- **RECORD EXCERPTS**
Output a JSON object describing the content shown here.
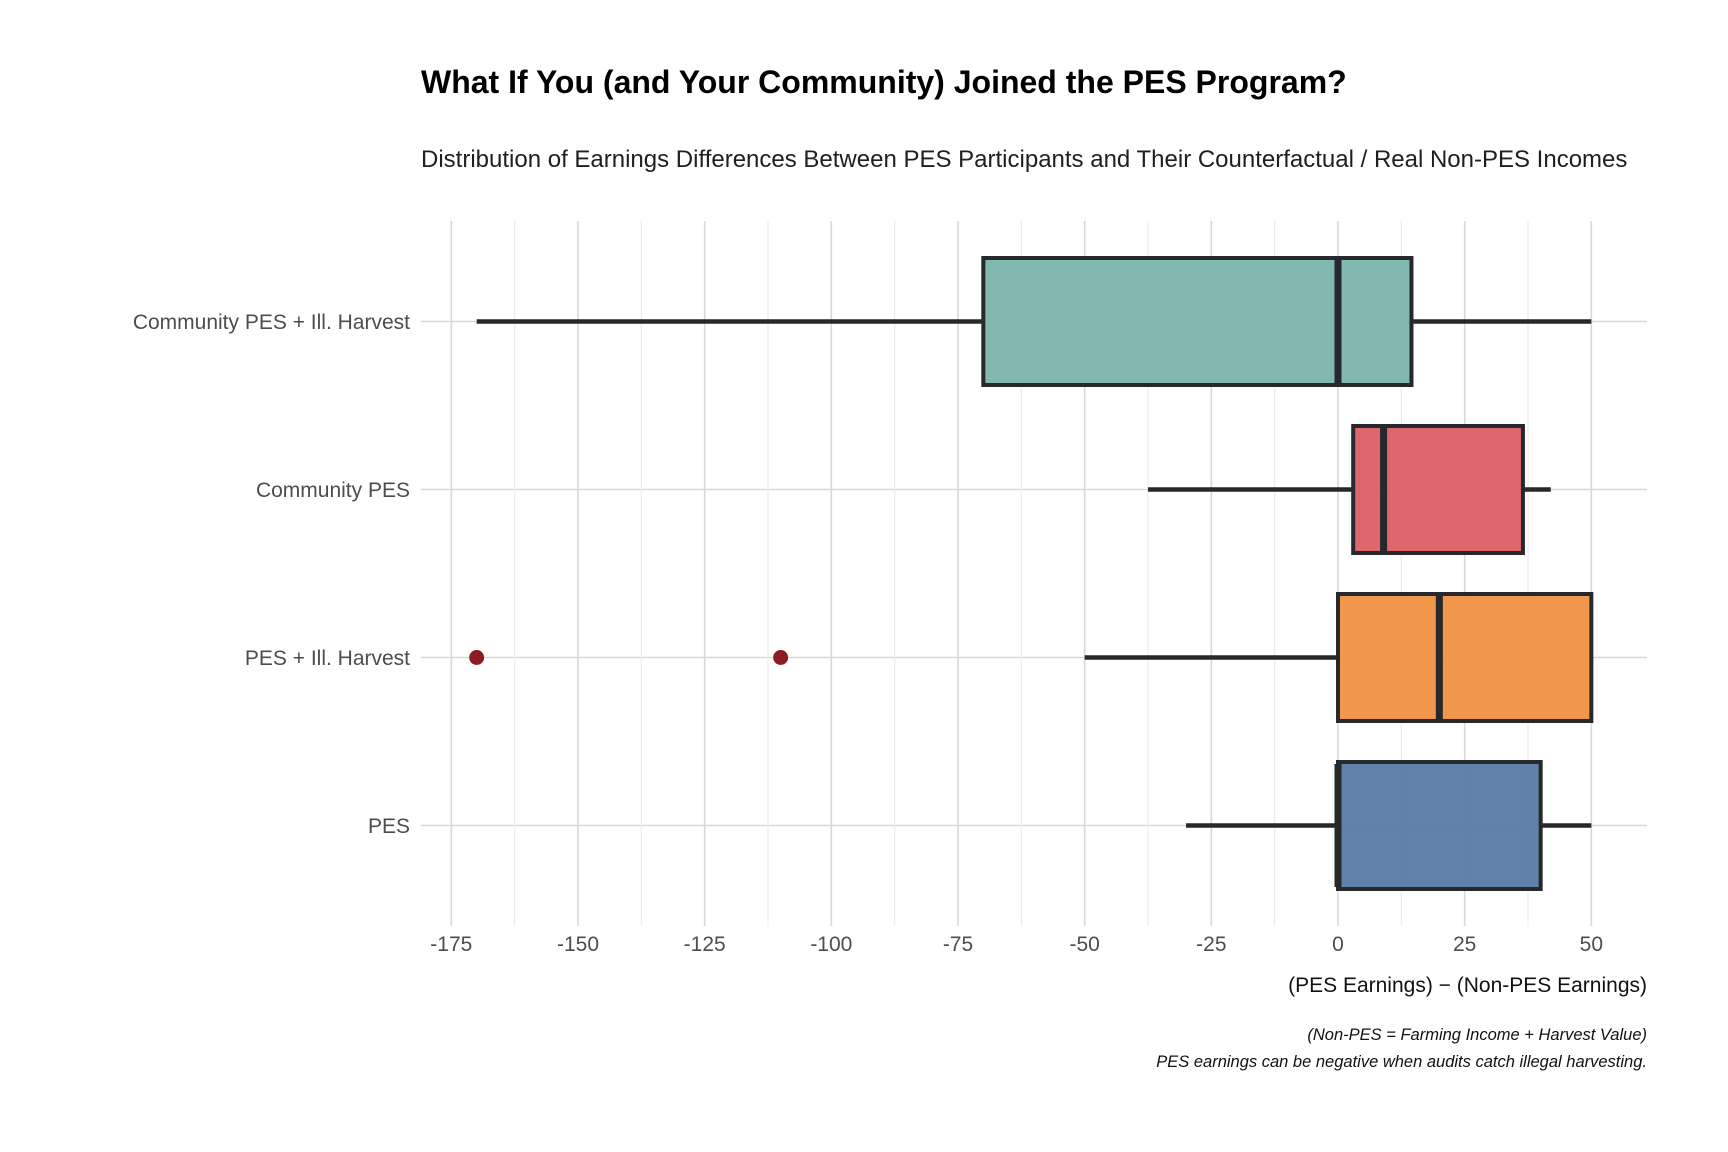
{
  "chart_data": {
    "type": "boxplot",
    "orientation": "horizontal",
    "title": "What If You (and Your Community) Joined the PES Program?",
    "subtitle": "Distribution of Earnings Differences Between PES Participants and Their Counterfactual / Real Non-PES Incomes",
    "xlabel": "(PES Earnings) − (Non-PES Earnings)",
    "caption_line1": "(Non-PES = Farming Income + Harvest Value)",
    "caption_line2": "PES earnings can be negative when audits catch illegal harvesting.",
    "x_ticks": [
      -175,
      -150,
      -125,
      -100,
      -75,
      -50,
      -25,
      0,
      25,
      50
    ],
    "x_minor_gridlines_between_majors": true,
    "xlim": [
      -181,
      61
    ],
    "grid": "on",
    "legend": "none",
    "categories_top_to_bottom": [
      "Community PES + Ill. Harvest",
      "Community PES",
      "PES + Ill. Harvest",
      "PES"
    ],
    "series": [
      {
        "label": "Community PES + Ill. Harvest",
        "fill": "#79B4AA",
        "whisker_low": -170,
        "q1": -70,
        "median": 0,
        "q3": 14.5,
        "whisker_high": 50,
        "outliers": []
      },
      {
        "label": "Community PES",
        "fill": "#DC5E64",
        "whisker_low": -37.5,
        "q1": 3,
        "median": 9,
        "q3": 36.5,
        "whisker_high": 42,
        "outliers": []
      },
      {
        "label": "PES + Ill. Harvest",
        "fill": "#EF9040",
        "whisker_low": -50,
        "q1": 0,
        "median": 20,
        "q3": 50,
        "whisker_high": 50,
        "outliers": [
          -170,
          -110
        ]
      },
      {
        "label": "PES",
        "fill": "#5679A4",
        "whisker_low": -30,
        "q1": 0,
        "median": 0,
        "q3": 40,
        "whisker_high": 50,
        "outliers": []
      }
    ],
    "colors": {
      "box_outline": "#26282c",
      "outlier_dot": "#8B1D20",
      "gridline_major": "#d8d8d8",
      "gridline_minor": "#ececec",
      "axis_text": "#4d4d4d",
      "background": "#ffffff"
    }
  }
}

- **INSTRUCTIONS FOR THE TASK**
Leave out the pictures and copy the rest of the material above exactly.

- **EXERCISE SOLUTION**
Output a JSON object describing the content shown here.
{
  "chart_data": {
    "type": "boxplot",
    "orientation": "horizontal",
    "title": "What If You (and Your Community) Joined the PES Program?",
    "subtitle": "Distribution of Earnings Differences Between PES Participants and Their Counterfactual / Real Non-PES Incomes",
    "xlabel": "(PES Earnings) − (Non-PES Earnings)",
    "caption_line1": "(Non-PES = Farming Income + Harvest Value)",
    "caption_line2": "PES earnings can be negative when audits catch illegal harvesting.",
    "x_ticks": [
      -175,
      -150,
      -125,
      -100,
      -75,
      -50,
      -25,
      0,
      25,
      50
    ],
    "x_minor_gridlines_between_majors": true,
    "xlim": [
      -181,
      61
    ],
    "grid": "on",
    "legend": "none",
    "categories_top_to_bottom": [
      "Community PES + Ill. Harvest",
      "Community PES",
      "PES + Ill. Harvest",
      "PES"
    ],
    "series": [
      {
        "label": "Community PES + Ill. Harvest",
        "fill": "#79B4AA",
        "whisker_low": -170,
        "q1": -70,
        "median": 0,
        "q3": 14.5,
        "whisker_high": 50,
        "outliers": []
      },
      {
        "label": "Community PES",
        "fill": "#DC5E64",
        "whisker_low": -37.5,
        "q1": 3,
        "median": 9,
        "q3": 36.5,
        "whisker_high": 42,
        "outliers": []
      },
      {
        "label": "PES + Ill. Harvest",
        "fill": "#EF9040",
        "whisker_low": -50,
        "q1": 0,
        "median": 20,
        "q3": 50,
        "whisker_high": 50,
        "outliers": [
          -170,
          -110
        ]
      },
      {
        "label": "PES",
        "fill": "#5679A4",
        "whisker_low": -30,
        "q1": 0,
        "median": 0,
        "q3": 40,
        "whisker_high": 50,
        "outliers": []
      }
    ],
    "colors": {
      "box_outline": "#26282c",
      "outlier_dot": "#8B1D20",
      "gridline_major": "#d8d8d8",
      "gridline_minor": "#ececec",
      "axis_text": "#4d4d4d",
      "background": "#ffffff"
    }
  }
}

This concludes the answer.